___ DATA ENTRIES ___

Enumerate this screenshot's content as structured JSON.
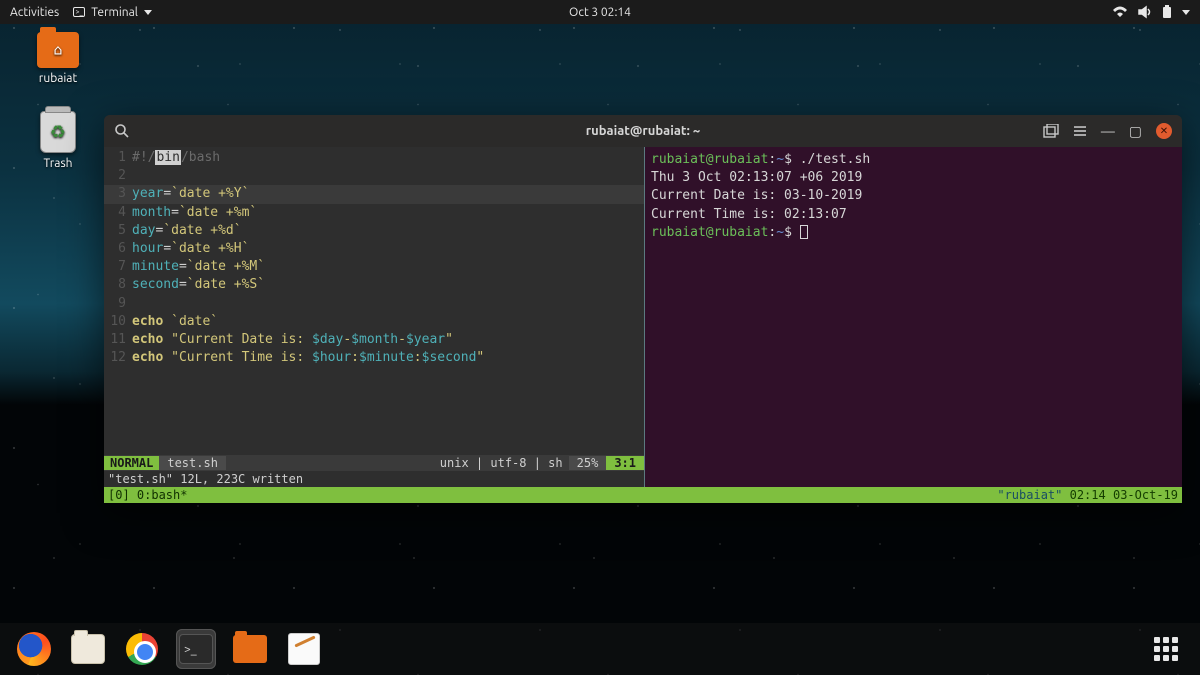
{
  "topbar": {
    "activities": "Activities",
    "app_name": "Terminal",
    "datetime": "Oct 3  02:14"
  },
  "desktop": {
    "home_label": "rubaiat",
    "trash_label": "Trash"
  },
  "window": {
    "title": "rubaiat@rubaiat: ~"
  },
  "editor": {
    "lines": [
      {
        "n": "1",
        "kind": "shebang"
      },
      {
        "n": "2",
        "kind": "blank"
      },
      {
        "n": "3",
        "kind": "assign",
        "var": "year",
        "cmd": "date +%Y",
        "cursor": true
      },
      {
        "n": "4",
        "kind": "assign",
        "var": "month",
        "cmd": "date +%m"
      },
      {
        "n": "5",
        "kind": "assign",
        "var": "day",
        "cmd": "date +%d"
      },
      {
        "n": "6",
        "kind": "assign",
        "var": "hour",
        "cmd": "date +%H"
      },
      {
        "n": "7",
        "kind": "assign",
        "var": "minute",
        "cmd": "date +%M"
      },
      {
        "n": "8",
        "kind": "assign",
        "var": "second",
        "cmd": "date +%S"
      },
      {
        "n": "9",
        "kind": "blank"
      },
      {
        "n": "10",
        "kind": "echo_date"
      },
      {
        "n": "11",
        "kind": "echo_str",
        "text": "\"Current Date is: $day-$month-$year\""
      },
      {
        "n": "12",
        "kind": "echo_str",
        "text": "\"Current Time is: $hour:$minute:$second\""
      }
    ],
    "shebang_pre": "#!/",
    "shebang_hi": "bin",
    "shebang_post": "/bash",
    "echo_kw": "echo",
    "date_kw": "date"
  },
  "vim": {
    "mode": " NORMAL ",
    "file": "test.sh",
    "encoding": "unix | utf-8 | sh",
    "percent": "25%",
    "position": "3:1",
    "message": "\"test.sh\" 12L, 223C written"
  },
  "tmux": {
    "left": "[0] 0:bash*",
    "host": "\"rubaiat\"",
    "time": "02:14",
    "date": "03-Oct-19"
  },
  "shell": {
    "prompt_user": "rubaiat@rubaiat",
    "prompt_sep": ":",
    "prompt_path": "~",
    "prompt_sym": "$",
    "cmd": "./test.sh",
    "out1": "Thu 3 Oct 02:13:07 +06 2019",
    "out2": "Current Date is: 03-10-2019",
    "out3": "Current Time is: 02:13:07"
  }
}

___

### PROMPT
Looking at the material above, count the lines containing the string "minute" and reply with the count alone.

### RESULT OF THIS EXERCISE
2